TASK OBJECTIVE> Answer with one number: how many lines hold "Ethereum".

* BEGIN DATA ENTRIES *

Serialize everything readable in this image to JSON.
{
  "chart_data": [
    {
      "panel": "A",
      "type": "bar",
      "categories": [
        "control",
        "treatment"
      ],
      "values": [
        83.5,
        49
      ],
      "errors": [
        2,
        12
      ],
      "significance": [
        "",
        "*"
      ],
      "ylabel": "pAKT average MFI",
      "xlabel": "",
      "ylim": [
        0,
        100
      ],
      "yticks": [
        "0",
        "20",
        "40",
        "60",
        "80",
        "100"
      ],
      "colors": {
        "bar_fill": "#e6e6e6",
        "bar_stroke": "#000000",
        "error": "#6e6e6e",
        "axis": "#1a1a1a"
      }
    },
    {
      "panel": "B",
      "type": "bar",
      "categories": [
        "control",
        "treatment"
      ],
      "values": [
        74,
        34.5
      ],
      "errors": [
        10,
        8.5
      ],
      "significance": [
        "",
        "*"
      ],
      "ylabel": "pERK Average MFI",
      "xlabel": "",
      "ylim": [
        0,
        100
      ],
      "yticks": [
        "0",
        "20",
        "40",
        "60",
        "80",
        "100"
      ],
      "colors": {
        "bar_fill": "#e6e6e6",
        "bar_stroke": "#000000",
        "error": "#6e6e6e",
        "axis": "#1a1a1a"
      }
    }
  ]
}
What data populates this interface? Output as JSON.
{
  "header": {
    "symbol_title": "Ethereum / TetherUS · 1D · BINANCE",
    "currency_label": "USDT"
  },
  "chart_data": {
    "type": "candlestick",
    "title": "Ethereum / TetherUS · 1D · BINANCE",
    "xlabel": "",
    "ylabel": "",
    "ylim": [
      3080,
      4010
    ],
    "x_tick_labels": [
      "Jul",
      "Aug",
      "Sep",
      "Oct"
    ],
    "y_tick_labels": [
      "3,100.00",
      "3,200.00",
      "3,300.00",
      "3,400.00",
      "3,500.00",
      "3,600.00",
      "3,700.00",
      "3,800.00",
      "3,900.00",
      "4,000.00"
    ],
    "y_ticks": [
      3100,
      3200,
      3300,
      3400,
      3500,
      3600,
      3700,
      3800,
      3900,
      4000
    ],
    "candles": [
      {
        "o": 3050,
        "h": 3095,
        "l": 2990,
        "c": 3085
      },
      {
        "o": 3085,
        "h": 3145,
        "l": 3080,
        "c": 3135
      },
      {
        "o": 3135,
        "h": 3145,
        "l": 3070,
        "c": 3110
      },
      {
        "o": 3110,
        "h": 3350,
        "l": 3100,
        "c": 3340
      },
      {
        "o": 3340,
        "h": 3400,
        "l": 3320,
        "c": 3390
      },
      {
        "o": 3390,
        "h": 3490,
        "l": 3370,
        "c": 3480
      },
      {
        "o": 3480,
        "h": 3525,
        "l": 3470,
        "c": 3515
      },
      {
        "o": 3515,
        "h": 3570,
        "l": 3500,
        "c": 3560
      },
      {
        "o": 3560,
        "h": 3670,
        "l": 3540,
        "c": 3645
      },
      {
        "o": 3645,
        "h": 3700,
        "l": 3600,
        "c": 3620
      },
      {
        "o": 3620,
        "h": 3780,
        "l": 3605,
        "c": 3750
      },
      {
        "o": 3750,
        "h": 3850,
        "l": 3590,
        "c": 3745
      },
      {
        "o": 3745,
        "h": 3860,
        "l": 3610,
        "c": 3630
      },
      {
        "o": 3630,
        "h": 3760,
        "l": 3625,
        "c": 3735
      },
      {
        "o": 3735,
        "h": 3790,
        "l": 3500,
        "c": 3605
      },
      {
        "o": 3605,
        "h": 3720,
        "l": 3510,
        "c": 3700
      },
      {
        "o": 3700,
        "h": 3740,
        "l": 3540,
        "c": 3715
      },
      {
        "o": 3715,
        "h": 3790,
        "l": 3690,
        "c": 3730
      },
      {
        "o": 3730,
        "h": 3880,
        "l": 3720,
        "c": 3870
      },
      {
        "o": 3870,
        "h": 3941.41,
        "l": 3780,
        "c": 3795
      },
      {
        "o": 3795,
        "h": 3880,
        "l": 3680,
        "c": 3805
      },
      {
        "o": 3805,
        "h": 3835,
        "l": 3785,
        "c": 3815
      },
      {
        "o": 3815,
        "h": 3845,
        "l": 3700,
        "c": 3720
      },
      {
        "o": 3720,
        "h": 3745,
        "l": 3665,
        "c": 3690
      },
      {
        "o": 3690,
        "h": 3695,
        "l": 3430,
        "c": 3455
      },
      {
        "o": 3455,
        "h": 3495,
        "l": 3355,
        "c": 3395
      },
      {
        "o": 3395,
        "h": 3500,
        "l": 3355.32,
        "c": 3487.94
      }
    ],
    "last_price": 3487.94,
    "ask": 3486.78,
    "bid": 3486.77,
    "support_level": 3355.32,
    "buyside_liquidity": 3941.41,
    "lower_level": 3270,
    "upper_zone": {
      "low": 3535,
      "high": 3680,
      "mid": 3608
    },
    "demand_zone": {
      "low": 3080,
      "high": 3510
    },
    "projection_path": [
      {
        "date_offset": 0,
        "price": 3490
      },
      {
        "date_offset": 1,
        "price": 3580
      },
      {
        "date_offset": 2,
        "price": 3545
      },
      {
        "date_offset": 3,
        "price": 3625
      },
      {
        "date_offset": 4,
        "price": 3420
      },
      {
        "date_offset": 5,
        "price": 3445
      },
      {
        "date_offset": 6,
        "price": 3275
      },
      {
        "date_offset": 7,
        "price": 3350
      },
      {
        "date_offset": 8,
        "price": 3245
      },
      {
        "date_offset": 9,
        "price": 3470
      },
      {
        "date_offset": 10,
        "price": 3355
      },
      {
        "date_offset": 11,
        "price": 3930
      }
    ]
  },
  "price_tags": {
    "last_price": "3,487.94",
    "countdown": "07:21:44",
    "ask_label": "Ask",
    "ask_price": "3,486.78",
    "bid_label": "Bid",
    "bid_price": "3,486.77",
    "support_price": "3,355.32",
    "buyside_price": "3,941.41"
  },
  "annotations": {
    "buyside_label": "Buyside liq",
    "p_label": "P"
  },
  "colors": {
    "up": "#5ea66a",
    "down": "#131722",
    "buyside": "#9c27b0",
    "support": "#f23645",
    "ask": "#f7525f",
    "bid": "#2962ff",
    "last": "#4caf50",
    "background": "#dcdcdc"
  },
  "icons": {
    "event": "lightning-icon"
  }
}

* END DATA ENTRIES *

ANSWER TO THE EXERCISE> 2